■ Exercise ■
Output every record below exactly as it appears.

>> start Input for this task

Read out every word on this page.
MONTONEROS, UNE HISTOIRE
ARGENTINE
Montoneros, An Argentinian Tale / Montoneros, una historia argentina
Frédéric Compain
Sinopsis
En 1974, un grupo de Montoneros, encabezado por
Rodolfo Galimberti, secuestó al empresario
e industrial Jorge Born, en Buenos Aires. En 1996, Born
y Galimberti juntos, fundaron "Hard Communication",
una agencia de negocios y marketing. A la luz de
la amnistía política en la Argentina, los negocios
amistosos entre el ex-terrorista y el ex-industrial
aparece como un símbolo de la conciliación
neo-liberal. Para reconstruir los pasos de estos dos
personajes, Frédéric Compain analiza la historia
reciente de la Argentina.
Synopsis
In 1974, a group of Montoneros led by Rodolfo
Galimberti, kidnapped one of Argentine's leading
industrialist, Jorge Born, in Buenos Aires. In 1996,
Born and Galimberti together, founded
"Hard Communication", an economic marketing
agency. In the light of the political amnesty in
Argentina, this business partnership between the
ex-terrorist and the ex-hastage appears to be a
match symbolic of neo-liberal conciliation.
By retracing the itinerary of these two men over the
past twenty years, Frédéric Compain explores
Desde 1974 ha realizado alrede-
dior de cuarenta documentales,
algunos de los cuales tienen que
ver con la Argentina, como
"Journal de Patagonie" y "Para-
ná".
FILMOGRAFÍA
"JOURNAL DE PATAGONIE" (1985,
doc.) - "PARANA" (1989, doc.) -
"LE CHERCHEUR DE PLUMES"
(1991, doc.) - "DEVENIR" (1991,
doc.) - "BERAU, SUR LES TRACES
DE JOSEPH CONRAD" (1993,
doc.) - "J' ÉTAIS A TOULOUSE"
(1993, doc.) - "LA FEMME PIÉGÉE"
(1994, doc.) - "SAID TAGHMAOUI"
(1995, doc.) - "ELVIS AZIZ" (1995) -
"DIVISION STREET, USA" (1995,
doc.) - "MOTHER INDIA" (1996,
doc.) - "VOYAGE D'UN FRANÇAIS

>> end Input for this task

■ Exercise result ■
Read out every word on this page.
MONTONEROS, UNE HISTOIRE
ARGENTINE
Montoneros, An Argentinian Tale / Montoneros, una historia argentina
Frédéric Compain
Sinopsis
En 1974, un grupo de Montoneros, encabezado por
Rodolfo Galimberti, secuestó al empresario
e industrial Jorge Born, en Buenos Aires. En 1996, Born
y Galimberti juntos, fundaron "Hard Communication",
una agencia de negocios y marketing. A la luz de
la amnistía política en la Argentina, los negocios
amistosos entre el ex-terrorista y el ex-industrial
aparece como un símbolo de la conciliación
neo-liberal. Para reconstruir los pasos de estos dos
personajes, Frédéric Compain analiza la historia
reciente de la Argentina.
Synopsis
In 1974, a group of Montoneros led by Rodolfo
Galimberti, kidnapped one of Argentine's leading
industrialist, Jorge Born, in Buenos Aires. In 1996,
Born and Galimberti together, founded
"Hard Communication", an economic marketing
agency. In the light of the political amnesty in
Argentina, this business partnership between the
ex-terrorist and the ex-hastage appears to be a
match symbolic of neo-liberal conciliation.
By retracing the itinerary of these two men over the
past twenty years, Frédéric Compain explores
Desde 1974 ha realizado alrede-
dior de cuarenta documentales,
algunos de los cuales tienen que
ver con la Argentina, como
"Journal de Patagonie" y "Para-
ná".
FILMOGRAFÍA
"JOURNAL DE PATAGONIE" (1985,
doc.) - "PARANA" (1989, doc.) -
"LE CHERCHEUR DE PLUMES"
(1991, doc.) - "DEVENIR" (1991,
doc.) - "BERAU, SUR LES TRACES
DE JOSEPH CONRAD" (1993,
doc.) - "J' ÉTAIS A TOULOUSE"
(1993, doc.) - "LA FEMME PIÉGÉE"
(1994, doc.) - "SAID TAGHMAOUI"
(1995, doc.) - "ELVIS AZIZ" (1995) -
"DIVISION STREET, USA" (1995,
doc.) - "MOTHER INDIA" (1996,
doc.) - "VOYAGE D'UN FRANÇAIS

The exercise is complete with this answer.